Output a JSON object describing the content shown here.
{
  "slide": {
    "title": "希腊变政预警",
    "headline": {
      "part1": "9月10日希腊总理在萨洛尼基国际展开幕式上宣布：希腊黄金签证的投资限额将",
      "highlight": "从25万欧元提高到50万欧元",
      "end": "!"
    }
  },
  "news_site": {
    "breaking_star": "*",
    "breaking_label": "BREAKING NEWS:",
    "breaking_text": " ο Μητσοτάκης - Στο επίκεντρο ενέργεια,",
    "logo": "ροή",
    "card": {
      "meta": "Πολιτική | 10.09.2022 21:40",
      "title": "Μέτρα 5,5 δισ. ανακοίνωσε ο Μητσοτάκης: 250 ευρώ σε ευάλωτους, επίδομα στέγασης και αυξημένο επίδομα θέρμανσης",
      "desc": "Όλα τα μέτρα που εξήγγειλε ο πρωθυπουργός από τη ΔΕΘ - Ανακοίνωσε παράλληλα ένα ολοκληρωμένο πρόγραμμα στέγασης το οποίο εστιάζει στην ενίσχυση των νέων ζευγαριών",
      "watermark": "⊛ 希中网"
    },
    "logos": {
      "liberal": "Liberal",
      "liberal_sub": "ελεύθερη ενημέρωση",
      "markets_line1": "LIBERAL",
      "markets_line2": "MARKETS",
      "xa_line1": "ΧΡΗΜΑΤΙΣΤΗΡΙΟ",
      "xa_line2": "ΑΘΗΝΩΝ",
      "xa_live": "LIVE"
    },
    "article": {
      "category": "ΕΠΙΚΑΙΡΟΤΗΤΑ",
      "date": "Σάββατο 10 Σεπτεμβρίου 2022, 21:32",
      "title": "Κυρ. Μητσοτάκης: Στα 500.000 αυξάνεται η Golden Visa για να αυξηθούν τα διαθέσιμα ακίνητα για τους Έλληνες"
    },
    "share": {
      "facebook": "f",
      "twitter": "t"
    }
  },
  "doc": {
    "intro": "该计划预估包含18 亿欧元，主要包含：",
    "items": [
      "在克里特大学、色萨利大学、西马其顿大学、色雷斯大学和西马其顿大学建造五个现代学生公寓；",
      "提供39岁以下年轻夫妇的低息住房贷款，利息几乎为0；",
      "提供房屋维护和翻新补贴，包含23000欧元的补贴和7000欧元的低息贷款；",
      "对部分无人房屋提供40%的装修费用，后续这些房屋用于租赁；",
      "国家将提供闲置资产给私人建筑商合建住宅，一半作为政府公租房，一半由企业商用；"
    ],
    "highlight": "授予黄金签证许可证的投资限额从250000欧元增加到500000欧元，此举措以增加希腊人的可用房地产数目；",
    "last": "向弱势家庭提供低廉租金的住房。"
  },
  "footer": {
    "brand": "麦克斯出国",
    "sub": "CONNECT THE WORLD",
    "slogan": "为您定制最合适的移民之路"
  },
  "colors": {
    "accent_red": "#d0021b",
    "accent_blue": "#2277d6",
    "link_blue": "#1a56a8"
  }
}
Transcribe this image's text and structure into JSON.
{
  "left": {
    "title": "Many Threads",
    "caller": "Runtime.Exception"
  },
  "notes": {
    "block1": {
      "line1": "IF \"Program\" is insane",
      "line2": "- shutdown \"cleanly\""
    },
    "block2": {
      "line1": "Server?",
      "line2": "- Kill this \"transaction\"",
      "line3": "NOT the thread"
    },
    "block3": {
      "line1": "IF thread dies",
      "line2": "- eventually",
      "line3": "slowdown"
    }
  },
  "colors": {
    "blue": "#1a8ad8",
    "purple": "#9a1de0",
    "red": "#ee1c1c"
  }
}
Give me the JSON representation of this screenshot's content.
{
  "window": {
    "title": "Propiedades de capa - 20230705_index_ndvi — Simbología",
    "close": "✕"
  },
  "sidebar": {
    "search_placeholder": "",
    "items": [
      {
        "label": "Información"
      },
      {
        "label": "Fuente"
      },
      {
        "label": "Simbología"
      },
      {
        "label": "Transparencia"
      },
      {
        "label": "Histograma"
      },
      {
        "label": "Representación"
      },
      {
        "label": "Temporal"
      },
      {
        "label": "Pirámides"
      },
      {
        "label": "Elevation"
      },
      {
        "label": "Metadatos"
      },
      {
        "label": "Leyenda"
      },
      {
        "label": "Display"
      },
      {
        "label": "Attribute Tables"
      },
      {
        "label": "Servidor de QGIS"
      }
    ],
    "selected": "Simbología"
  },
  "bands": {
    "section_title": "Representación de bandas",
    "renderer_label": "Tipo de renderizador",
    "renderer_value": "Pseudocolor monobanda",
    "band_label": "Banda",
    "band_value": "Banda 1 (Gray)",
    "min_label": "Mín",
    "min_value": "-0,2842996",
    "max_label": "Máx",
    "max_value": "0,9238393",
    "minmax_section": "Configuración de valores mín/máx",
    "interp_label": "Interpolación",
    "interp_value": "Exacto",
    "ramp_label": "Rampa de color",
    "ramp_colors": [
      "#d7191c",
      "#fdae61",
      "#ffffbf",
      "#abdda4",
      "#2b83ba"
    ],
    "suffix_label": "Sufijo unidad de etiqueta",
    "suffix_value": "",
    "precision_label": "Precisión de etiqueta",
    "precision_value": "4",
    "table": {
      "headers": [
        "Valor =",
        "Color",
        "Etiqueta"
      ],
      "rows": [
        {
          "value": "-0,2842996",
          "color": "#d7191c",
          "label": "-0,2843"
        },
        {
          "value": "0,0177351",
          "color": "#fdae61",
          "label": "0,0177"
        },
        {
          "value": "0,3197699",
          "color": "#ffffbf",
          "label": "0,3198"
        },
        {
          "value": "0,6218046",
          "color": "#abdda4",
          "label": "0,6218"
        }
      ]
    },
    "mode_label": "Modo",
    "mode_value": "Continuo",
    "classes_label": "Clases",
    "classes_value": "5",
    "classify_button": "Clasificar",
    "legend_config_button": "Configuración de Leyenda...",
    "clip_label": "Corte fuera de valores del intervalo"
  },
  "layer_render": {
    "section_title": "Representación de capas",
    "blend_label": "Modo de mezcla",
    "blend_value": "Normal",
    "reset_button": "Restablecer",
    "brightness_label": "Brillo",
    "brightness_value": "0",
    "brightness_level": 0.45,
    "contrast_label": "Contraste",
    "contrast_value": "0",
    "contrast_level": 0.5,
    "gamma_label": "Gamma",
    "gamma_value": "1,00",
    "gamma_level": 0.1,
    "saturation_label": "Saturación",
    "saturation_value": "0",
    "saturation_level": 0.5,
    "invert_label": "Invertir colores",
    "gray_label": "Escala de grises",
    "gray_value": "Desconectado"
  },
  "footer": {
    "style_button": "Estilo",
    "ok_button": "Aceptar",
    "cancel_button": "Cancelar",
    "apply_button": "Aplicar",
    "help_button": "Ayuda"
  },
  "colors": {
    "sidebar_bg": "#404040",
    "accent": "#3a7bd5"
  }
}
+ + + +
Look through the entries above and report each line where the string "JSON" occurs.

Output a JSON object describing the content shown here.
Transcribe this image's text and structure into JSON.
Give me the JSON representation of this screenshot's content.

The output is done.